### PROVIDED INFORMATION
__________

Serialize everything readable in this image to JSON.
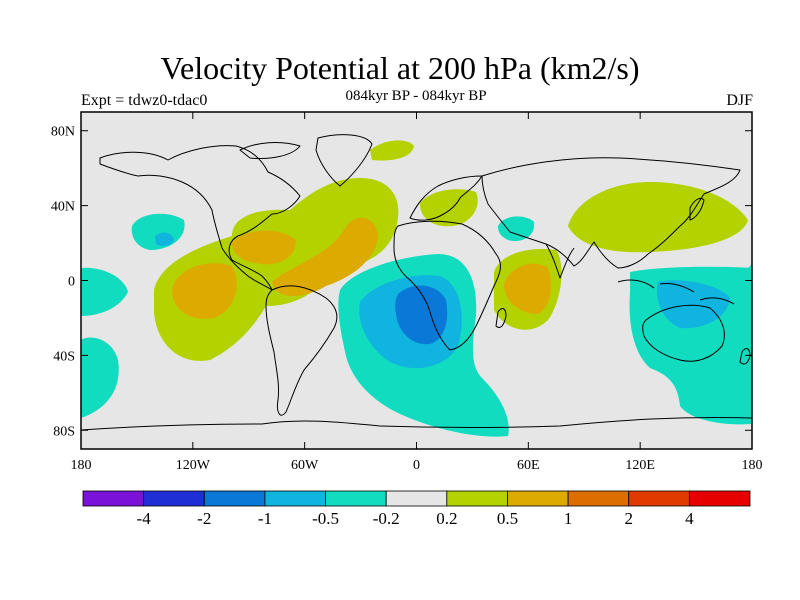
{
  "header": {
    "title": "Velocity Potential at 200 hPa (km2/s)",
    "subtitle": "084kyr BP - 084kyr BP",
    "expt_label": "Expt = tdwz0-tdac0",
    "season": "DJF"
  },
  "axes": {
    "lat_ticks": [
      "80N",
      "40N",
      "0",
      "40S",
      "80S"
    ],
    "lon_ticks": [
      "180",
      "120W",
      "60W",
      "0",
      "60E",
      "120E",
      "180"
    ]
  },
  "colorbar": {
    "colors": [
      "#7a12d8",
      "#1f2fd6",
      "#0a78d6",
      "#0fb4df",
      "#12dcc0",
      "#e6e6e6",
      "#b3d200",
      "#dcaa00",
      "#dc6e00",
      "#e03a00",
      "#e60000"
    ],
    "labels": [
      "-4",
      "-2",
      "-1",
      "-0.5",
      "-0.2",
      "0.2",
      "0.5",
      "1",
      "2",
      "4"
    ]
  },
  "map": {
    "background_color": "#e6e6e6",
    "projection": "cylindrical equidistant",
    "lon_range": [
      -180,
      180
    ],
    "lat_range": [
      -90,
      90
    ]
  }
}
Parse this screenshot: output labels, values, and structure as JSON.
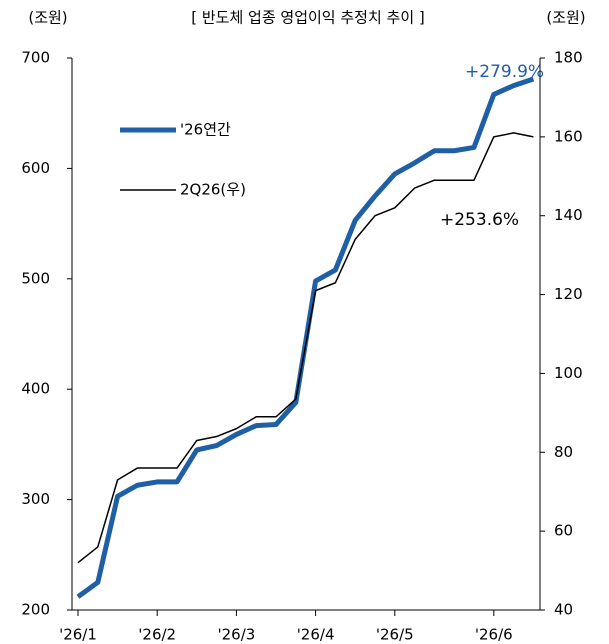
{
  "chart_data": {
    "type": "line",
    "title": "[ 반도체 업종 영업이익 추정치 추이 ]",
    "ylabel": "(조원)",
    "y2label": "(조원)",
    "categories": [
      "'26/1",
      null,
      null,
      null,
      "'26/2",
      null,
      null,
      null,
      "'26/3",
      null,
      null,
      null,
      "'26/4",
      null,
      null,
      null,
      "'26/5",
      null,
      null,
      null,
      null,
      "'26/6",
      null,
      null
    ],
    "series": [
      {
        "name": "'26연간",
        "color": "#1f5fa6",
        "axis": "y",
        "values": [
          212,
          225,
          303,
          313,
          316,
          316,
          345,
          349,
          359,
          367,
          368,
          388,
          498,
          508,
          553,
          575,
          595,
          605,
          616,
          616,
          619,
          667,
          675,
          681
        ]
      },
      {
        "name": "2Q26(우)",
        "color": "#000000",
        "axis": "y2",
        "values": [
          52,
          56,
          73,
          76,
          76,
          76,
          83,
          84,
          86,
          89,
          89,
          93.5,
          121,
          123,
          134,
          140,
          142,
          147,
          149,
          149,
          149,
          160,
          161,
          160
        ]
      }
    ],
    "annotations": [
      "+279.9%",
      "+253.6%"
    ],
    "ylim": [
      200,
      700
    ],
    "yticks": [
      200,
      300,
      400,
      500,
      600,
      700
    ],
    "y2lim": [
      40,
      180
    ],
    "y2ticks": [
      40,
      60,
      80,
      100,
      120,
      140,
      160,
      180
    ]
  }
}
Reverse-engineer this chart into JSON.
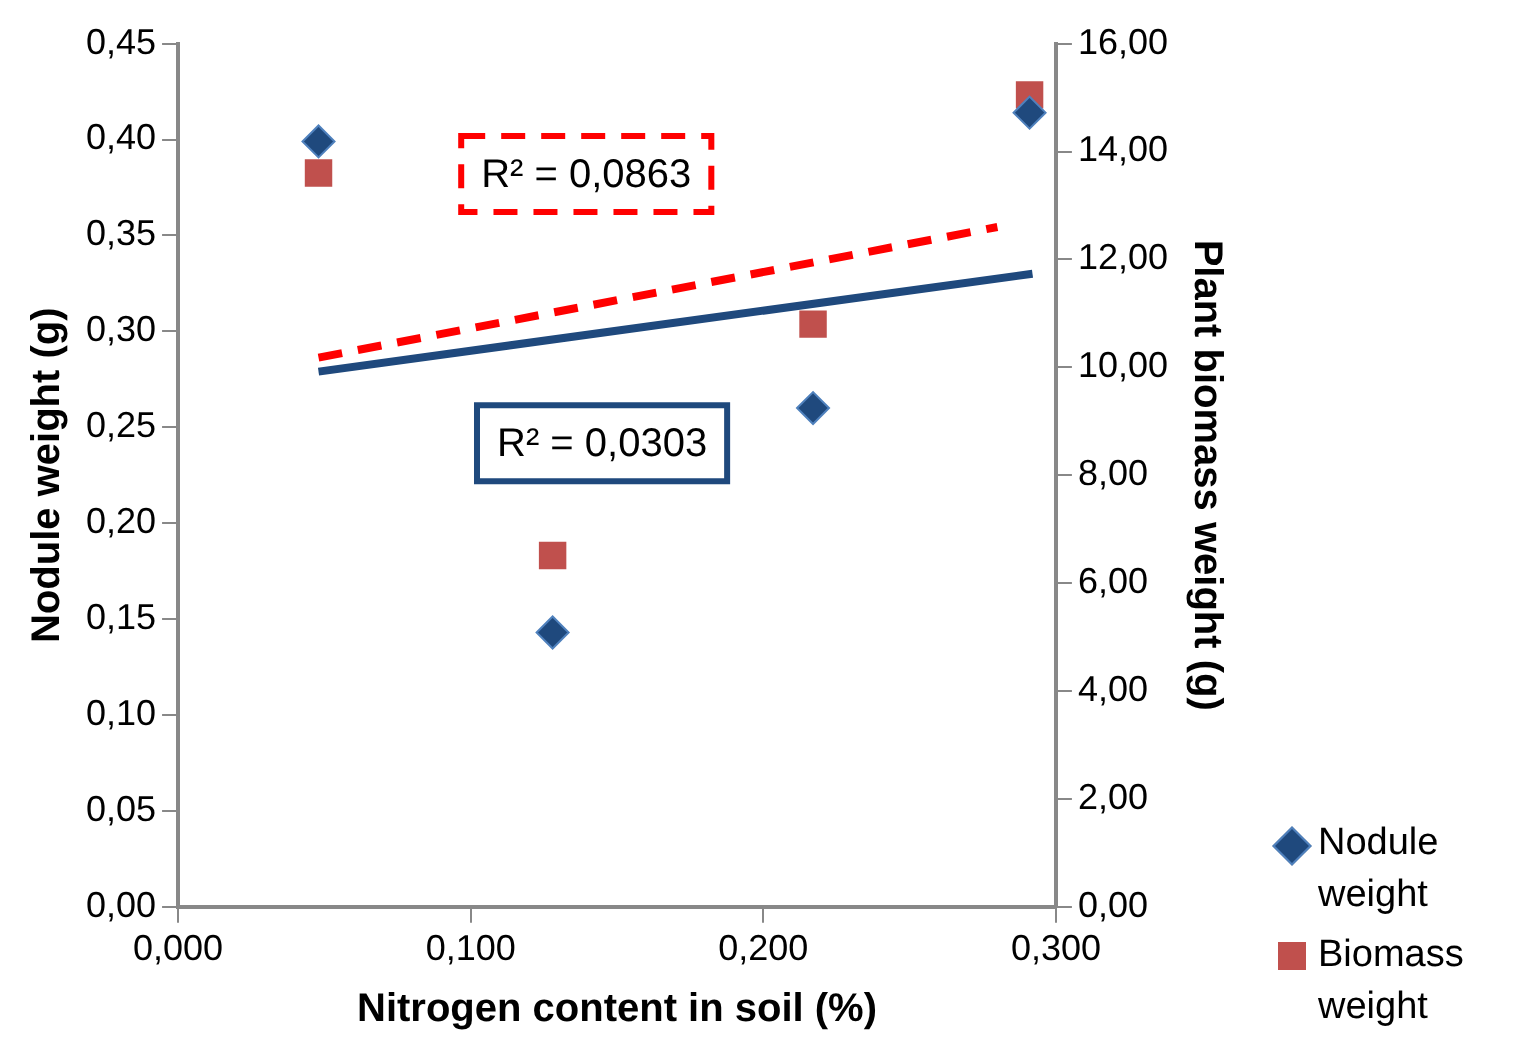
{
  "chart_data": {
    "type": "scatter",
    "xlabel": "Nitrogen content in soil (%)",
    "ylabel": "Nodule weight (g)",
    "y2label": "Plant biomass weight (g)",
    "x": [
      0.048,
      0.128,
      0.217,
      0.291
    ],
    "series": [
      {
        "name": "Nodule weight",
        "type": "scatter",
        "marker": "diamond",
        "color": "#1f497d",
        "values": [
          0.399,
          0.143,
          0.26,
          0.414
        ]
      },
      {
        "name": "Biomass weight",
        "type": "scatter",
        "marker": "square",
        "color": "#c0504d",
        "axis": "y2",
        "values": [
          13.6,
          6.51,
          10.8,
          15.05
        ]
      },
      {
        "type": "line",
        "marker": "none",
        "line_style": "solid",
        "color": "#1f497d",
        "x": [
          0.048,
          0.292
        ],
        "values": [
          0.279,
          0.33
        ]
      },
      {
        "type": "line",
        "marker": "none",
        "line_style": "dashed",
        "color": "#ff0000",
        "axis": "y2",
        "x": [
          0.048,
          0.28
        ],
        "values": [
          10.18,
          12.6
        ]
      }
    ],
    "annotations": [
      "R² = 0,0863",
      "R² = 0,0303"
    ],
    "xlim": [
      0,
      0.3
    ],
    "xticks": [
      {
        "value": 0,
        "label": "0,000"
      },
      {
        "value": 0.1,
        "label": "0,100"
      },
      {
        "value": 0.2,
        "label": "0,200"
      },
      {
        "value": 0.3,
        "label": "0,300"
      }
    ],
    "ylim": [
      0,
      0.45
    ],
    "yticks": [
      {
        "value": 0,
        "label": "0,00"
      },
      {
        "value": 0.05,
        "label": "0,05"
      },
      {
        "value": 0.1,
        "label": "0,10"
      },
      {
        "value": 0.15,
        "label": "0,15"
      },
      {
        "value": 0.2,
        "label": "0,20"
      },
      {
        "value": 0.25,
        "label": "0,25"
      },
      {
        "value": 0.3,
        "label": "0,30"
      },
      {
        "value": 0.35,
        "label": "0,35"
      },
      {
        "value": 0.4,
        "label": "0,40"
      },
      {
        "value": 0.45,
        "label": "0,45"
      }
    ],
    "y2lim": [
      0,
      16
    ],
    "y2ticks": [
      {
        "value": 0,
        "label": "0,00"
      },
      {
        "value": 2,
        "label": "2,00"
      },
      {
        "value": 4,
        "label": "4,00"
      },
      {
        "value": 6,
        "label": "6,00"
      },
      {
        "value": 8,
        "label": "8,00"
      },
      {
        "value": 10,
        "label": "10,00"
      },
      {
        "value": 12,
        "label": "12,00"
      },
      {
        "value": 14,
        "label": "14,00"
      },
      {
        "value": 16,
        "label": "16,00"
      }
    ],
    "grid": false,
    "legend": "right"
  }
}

__________

### OBJECTIVE
Copy out all of the material exactly as written, without its pictures.

### COMPLETED TASK
Serialize everything readable in this image to JSON.
{
  "header": {
    "title": "Velocity Potential at 200 hPa (km2/s)",
    "subtitle": "084kyr BP - 084kyr BP",
    "expt_label": "Expt = tdwz0-tdac0",
    "season": "DJF"
  },
  "axes": {
    "lat_ticks": [
      "80N",
      "40N",
      "0",
      "40S",
      "80S"
    ],
    "lon_ticks": [
      "180",
      "120W",
      "60W",
      "0",
      "60E",
      "120E",
      "180"
    ]
  },
  "colorbar": {
    "colors": [
      "#7a12d8",
      "#1f2fd6",
      "#0a78d6",
      "#0fb4df",
      "#12dcc0",
      "#e6e6e6",
      "#b3d200",
      "#dcaa00",
      "#dc6e00",
      "#e03a00",
      "#e60000"
    ],
    "labels": [
      "-4",
      "-2",
      "-1",
      "-0.5",
      "-0.2",
      "0.2",
      "0.5",
      "1",
      "2",
      "4"
    ]
  },
  "map": {
    "background_color": "#e6e6e6",
    "projection": "cylindrical equidistant",
    "lon_range": [
      -180,
      180
    ],
    "lat_range": [
      -90,
      90
    ]
  }
}
Parse this screenshot: output labels, values, and structure as JSON.
{
  "chart_data": {
    "type": "line",
    "title": "[ 반도체 업종 영업이익 추정치 추이 ]",
    "ylabel": "(조원)",
    "y2label": "(조원)",
    "categories": [
      "'26/1",
      null,
      null,
      null,
      "'26/2",
      null,
      null,
      null,
      "'26/3",
      null,
      null,
      null,
      "'26/4",
      null,
      null,
      null,
      "'26/5",
      null,
      null,
      null,
      null,
      "'26/6",
      null,
      null
    ],
    "series": [
      {
        "name": "'26연간",
        "color": "#1f5fa6",
        "axis": "y",
        "values": [
          212,
          225,
          303,
          313,
          316,
          316,
          345,
          349,
          359,
          367,
          368,
          388,
          498,
          508,
          553,
          575,
          595,
          605,
          616,
          616,
          619,
          667,
          675,
          681
        ]
      },
      {
        "name": "2Q26(우)",
        "color": "#000000",
        "axis": "y2",
        "values": [
          52,
          56,
          73,
          76,
          76,
          76,
          83,
          84,
          86,
          89,
          89,
          93.5,
          121,
          123,
          134,
          140,
          142,
          147,
          149,
          149,
          149,
          160,
          161,
          160
        ]
      }
    ],
    "annotations": [
      "+279.9%",
      "+253.6%"
    ],
    "ylim": [
      200,
      700
    ],
    "yticks": [
      200,
      300,
      400,
      500,
      600,
      700
    ],
    "y2lim": [
      40,
      180
    ],
    "y2ticks": [
      40,
      60,
      80,
      100,
      120,
      140,
      160,
      180
    ]
  }
}
Reverse-engineer this chart into JSON.
{
  "chart_data": {
    "type": "scatter",
    "xlabel": "Nitrogen content in soil (%)",
    "ylabel": "Nodule weight (g)",
    "y2label": "Plant biomass weight (g)",
    "x": [
      0.048,
      0.128,
      0.217,
      0.291
    ],
    "series": [
      {
        "name": "Nodule weight",
        "type": "scatter",
        "marker": "diamond",
        "color": "#1f497d",
        "values": [
          0.399,
          0.143,
          0.26,
          0.414
        ]
      },
      {
        "name": "Biomass weight",
        "type": "scatter",
        "marker": "square",
        "color": "#c0504d",
        "axis": "y2",
        "values": [
          13.6,
          6.51,
          10.8,
          15.05
        ]
      },
      {
        "type": "line",
        "marker": "none",
        "line_style": "solid",
        "color": "#1f497d",
        "x": [
          0.048,
          0.292
        ],
        "values": [
          0.279,
          0.33
        ]
      },
      {
        "type": "line",
        "marker": "none",
        "line_style": "dashed",
        "color": "#ff0000",
        "axis": "y2",
        "x": [
          0.048,
          0.28
        ],
        "values": [
          10.18,
          12.6
        ]
      }
    ],
    "annotations": [
      "R² = 0,0863",
      "R² = 0,0303"
    ],
    "xlim": [
      0,
      0.3
    ],
    "xticks": [
      {
        "value": 0,
        "label": "0,000"
      },
      {
        "value": 0.1,
        "label": "0,100"
      },
      {
        "value": 0.2,
        "label": "0,200"
      },
      {
        "value": 0.3,
        "label": "0,300"
      }
    ],
    "ylim": [
      0,
      0.45
    ],
    "yticks": [
      {
        "value": 0,
        "label": "0,00"
      },
      {
        "value": 0.05,
        "label": "0,05"
      },
      {
        "value": 0.1,
        "label": "0,10"
      },
      {
        "value": 0.15,
        "label": "0,15"
      },
      {
        "value": 0.2,
        "label": "0,20"
      },
      {
        "value": 0.25,
        "label": "0,25"
      },
      {
        "value": 0.3,
        "label": "0,30"
      },
      {
        "value": 0.35,
        "label": "0,35"
      },
      {
        "value": 0.4,
        "label": "0,40"
      },
      {
        "value": 0.45,
        "label": "0,45"
      }
    ],
    "y2lim": [
      0,
      16
    ],
    "y2ticks": [
      {
        "value": 0,
        "label": "0,00"
      },
      {
        "value": 2,
        "label": "2,00"
      },
      {
        "value": 4,
        "label": "4,00"
      },
      {
        "value": 6,
        "label": "6,00"
      },
      {
        "value": 8,
        "label": "8,00"
      },
      {
        "value": 10,
        "label": "10,00"
      },
      {
        "value": 12,
        "label": "12,00"
      },
      {
        "value": 14,
        "label": "14,00"
      },
      {
        "value": 16,
        "label": "16,00"
      }
    ],
    "grid": false,
    "legend": "right"
  }
}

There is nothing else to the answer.